- Your task: Wherever the string "links" appears, copy the whole line.

═══ Excerpted data

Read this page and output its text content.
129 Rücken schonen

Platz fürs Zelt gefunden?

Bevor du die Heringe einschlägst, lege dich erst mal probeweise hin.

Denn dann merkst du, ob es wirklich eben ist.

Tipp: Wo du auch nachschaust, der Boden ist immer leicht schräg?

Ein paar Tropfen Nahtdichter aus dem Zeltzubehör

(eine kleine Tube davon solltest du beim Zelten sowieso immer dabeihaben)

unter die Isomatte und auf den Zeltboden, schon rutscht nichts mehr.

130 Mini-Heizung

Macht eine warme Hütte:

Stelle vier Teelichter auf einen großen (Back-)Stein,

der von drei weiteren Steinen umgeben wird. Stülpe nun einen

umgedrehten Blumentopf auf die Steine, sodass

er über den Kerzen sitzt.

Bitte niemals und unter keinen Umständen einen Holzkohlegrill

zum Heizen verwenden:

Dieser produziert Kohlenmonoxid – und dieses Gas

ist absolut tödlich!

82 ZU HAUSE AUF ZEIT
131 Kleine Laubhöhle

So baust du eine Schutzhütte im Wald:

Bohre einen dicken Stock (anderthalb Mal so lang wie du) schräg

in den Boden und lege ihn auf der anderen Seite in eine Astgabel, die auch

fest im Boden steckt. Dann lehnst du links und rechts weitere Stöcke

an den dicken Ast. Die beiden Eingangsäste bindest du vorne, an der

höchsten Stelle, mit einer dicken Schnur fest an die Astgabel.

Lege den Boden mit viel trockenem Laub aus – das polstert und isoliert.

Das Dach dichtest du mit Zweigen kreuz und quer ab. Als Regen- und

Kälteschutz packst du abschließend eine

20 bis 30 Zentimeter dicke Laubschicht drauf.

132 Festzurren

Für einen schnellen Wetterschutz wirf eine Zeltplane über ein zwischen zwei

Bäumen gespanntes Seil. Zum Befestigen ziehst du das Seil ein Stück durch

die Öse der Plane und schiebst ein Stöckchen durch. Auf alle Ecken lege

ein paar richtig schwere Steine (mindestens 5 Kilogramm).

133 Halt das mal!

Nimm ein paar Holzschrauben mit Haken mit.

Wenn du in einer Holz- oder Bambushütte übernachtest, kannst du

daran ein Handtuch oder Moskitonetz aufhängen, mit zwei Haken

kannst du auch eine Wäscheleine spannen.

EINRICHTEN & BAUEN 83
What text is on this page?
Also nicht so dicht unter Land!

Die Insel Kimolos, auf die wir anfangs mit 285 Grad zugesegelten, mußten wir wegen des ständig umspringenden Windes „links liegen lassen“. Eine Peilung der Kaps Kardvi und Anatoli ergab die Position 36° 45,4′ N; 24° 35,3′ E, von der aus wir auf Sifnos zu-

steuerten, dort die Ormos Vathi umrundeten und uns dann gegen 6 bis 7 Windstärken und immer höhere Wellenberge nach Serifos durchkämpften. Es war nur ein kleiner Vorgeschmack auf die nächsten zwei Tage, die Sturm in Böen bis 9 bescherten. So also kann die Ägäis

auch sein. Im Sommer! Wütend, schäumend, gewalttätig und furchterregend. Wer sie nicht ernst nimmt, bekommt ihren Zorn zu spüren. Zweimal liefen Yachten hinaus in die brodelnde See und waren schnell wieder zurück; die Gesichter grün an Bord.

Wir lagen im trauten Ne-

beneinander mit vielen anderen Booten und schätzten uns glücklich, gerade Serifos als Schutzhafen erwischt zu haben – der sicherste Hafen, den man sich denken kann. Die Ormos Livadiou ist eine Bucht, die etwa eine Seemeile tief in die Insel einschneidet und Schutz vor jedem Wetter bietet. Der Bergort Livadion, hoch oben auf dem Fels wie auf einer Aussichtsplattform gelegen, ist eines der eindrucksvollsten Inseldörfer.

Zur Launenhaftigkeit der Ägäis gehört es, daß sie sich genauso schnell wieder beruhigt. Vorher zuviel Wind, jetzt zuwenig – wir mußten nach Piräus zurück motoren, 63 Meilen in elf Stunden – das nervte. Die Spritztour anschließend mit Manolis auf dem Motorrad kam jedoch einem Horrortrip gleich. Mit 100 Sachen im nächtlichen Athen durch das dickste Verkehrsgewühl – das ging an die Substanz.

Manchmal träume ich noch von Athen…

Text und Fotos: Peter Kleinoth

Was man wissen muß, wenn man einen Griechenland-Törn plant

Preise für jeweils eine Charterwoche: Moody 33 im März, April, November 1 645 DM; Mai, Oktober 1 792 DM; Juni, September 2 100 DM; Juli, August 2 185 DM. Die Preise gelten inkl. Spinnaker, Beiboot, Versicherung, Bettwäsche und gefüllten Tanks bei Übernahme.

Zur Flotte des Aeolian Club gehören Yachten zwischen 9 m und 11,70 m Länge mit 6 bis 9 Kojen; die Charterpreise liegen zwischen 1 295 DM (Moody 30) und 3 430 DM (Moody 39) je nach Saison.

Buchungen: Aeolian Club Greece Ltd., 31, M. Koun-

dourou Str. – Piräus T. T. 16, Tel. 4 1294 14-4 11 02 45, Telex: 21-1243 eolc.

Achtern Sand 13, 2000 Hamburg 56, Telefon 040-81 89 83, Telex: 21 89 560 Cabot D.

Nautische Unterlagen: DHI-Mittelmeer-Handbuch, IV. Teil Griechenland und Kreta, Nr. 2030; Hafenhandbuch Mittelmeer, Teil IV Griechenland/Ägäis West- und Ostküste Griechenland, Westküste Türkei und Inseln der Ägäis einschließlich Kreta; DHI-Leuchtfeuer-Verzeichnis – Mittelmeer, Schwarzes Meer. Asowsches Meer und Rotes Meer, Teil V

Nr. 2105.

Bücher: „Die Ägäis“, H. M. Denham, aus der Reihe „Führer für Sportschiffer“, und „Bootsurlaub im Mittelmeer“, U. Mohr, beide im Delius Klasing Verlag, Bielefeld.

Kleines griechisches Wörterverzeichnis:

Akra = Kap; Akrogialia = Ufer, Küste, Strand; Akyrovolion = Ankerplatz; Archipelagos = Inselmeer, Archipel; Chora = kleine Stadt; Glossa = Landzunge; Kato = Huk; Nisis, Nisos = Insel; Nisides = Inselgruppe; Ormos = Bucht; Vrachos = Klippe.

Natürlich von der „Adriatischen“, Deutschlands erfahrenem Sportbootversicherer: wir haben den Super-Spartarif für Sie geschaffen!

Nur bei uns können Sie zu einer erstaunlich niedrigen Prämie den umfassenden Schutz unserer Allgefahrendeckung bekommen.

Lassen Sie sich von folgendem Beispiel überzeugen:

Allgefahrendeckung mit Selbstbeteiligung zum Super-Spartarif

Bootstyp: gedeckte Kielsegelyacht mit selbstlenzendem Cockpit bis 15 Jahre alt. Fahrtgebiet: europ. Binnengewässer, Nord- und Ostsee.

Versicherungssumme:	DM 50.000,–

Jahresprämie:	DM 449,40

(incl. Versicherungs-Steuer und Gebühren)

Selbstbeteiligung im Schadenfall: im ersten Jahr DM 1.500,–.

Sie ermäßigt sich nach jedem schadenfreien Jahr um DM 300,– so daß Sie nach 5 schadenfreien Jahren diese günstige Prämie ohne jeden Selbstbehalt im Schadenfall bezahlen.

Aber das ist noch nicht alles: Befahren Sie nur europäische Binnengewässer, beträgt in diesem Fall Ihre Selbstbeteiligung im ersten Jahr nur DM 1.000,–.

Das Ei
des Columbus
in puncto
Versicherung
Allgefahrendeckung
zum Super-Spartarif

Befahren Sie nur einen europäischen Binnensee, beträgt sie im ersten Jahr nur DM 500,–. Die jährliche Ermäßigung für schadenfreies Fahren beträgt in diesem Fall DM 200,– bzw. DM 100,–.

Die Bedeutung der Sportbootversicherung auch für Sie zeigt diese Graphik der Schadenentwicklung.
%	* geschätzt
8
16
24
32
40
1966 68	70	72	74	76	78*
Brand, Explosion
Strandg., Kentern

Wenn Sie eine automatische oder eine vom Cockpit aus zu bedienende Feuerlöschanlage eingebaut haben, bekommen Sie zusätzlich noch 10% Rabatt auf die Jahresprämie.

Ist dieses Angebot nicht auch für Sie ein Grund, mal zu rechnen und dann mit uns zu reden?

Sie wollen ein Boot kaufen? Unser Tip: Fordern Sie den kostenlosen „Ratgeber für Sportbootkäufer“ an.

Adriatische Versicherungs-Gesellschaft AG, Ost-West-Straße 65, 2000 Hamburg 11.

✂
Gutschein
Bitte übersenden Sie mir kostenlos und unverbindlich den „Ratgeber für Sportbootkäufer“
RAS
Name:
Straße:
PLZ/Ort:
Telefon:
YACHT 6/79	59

══════

- Solution below:
fest im Boden steckt. Dann lehnst du links und rechts weitere Stöcke
Die Insel Kimolos, auf die wir anfangs mit 285 Grad zugesegelten, mußten wir wegen des ständig umspringenden Windes „links liegen lassen“. Eine Peilung der Kaps Kardvi und Anatoli ergab die Position 36° 45,4′ N; 24° 35,3′ E, von der aus wir auf Sifnos zu-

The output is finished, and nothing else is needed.